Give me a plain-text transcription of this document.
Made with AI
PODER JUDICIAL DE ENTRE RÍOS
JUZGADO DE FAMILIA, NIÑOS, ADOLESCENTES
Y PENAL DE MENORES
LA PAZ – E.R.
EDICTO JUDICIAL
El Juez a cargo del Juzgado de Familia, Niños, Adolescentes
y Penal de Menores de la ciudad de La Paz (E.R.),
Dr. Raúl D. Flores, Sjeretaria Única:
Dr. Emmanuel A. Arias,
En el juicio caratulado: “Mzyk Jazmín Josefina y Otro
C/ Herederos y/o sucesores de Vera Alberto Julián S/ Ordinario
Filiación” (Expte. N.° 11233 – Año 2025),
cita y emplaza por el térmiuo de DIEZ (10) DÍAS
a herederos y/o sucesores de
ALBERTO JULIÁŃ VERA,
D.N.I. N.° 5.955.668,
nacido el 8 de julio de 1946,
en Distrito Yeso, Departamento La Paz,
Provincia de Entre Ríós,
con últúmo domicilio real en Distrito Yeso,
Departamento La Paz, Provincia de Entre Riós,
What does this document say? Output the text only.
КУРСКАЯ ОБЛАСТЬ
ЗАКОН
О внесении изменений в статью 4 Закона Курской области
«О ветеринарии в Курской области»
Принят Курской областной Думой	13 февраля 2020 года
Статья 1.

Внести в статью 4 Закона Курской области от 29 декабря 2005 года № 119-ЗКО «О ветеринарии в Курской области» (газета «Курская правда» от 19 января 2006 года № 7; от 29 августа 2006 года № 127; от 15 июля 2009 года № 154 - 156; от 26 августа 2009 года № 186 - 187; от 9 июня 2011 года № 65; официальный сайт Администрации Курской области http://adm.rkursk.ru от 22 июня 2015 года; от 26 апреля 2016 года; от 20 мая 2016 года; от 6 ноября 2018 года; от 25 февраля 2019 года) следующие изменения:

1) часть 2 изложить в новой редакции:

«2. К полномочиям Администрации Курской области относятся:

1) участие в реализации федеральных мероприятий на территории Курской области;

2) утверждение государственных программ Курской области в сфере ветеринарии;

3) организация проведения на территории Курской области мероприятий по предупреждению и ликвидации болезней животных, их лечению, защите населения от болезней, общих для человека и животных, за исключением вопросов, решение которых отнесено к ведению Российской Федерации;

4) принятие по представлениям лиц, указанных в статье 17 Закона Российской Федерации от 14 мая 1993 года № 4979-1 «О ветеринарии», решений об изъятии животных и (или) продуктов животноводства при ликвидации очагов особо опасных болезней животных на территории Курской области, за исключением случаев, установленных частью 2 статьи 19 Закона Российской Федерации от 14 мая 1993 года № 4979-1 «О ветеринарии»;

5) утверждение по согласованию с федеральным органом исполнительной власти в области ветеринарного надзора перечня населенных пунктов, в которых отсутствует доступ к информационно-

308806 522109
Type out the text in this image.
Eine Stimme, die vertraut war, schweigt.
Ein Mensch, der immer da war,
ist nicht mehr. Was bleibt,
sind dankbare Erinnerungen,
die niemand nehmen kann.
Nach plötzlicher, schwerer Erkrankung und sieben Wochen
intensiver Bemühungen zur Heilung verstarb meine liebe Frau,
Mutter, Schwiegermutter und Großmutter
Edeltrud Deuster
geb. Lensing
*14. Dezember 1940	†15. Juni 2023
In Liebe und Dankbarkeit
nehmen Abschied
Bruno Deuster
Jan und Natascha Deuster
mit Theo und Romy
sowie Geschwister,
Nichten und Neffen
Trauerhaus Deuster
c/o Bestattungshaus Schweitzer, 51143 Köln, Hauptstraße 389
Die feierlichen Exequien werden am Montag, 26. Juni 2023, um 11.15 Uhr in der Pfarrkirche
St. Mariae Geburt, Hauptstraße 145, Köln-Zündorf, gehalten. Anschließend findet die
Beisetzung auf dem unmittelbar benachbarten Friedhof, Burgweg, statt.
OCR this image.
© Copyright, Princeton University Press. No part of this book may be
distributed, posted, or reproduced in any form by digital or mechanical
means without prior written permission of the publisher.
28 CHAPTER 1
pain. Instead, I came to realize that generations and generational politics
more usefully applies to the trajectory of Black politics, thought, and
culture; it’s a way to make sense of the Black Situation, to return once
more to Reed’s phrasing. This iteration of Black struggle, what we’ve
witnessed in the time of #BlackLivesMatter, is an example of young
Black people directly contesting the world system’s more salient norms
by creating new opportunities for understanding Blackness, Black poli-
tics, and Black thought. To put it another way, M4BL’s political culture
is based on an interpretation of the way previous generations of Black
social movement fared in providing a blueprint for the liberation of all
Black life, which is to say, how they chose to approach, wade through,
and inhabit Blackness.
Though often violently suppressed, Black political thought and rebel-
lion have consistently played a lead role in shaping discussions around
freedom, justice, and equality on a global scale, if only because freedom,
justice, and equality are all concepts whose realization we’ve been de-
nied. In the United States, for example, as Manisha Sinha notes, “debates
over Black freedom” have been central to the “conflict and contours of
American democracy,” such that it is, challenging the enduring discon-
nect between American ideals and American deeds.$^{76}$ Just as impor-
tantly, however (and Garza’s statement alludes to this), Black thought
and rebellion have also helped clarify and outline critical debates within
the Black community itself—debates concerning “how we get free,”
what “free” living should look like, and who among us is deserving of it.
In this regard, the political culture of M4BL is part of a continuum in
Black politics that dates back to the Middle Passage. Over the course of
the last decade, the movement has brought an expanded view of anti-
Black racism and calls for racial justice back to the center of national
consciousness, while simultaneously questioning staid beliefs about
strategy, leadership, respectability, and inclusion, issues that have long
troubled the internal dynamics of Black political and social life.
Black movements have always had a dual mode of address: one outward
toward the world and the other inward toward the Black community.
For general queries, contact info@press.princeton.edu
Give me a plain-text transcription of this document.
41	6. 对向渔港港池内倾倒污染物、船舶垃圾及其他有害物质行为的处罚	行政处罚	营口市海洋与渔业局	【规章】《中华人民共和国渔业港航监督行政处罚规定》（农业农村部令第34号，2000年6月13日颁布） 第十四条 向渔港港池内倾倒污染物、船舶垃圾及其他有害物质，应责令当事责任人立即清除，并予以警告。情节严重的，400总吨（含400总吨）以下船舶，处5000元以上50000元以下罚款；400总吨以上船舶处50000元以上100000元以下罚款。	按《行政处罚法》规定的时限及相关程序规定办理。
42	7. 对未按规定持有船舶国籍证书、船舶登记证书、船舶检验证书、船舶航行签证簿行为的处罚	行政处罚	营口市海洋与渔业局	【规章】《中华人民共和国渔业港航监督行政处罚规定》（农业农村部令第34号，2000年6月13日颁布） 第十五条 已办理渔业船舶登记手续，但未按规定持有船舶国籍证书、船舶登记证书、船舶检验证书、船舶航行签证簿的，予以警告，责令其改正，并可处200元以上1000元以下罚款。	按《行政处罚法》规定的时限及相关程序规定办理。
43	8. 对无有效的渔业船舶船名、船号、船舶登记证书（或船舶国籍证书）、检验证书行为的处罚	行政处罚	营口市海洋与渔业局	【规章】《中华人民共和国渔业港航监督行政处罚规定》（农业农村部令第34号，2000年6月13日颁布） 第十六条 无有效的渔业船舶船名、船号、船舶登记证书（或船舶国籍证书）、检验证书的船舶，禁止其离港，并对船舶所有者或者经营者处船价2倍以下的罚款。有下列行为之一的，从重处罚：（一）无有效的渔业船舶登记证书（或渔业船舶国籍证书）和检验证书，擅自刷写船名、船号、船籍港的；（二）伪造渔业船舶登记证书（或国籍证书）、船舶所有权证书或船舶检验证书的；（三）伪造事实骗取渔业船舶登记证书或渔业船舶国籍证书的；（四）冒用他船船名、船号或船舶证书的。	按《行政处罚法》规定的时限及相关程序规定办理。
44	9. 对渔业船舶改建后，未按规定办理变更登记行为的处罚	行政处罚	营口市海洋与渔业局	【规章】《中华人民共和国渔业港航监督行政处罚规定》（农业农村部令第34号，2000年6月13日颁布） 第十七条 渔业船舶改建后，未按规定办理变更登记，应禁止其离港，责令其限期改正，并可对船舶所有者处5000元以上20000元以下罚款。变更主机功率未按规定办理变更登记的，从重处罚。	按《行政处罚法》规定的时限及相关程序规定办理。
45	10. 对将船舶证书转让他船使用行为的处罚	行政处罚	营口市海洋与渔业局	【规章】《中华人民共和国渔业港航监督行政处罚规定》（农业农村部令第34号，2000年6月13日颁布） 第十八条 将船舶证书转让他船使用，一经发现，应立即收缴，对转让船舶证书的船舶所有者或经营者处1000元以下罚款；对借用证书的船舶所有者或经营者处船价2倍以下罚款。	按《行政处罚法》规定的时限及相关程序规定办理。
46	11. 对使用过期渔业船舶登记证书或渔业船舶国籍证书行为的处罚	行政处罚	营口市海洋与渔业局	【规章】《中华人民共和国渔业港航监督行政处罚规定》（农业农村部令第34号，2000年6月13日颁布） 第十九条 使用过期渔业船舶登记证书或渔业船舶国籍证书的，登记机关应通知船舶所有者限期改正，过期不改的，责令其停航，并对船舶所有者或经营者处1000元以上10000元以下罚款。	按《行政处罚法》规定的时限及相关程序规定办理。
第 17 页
________________________________________
- **GOAL OF THE EXERCISE**
List the lines of the records where "Hauptstraße" occurs.

- **FULL ANSWER**
c/o Bestattungshaus Schweitzer, 51143 Köln, Hauptstraße 389
St. Mariae Geburt, Hauptstraße 145, Köln-Zündorf, gehalten. Anschließend findet die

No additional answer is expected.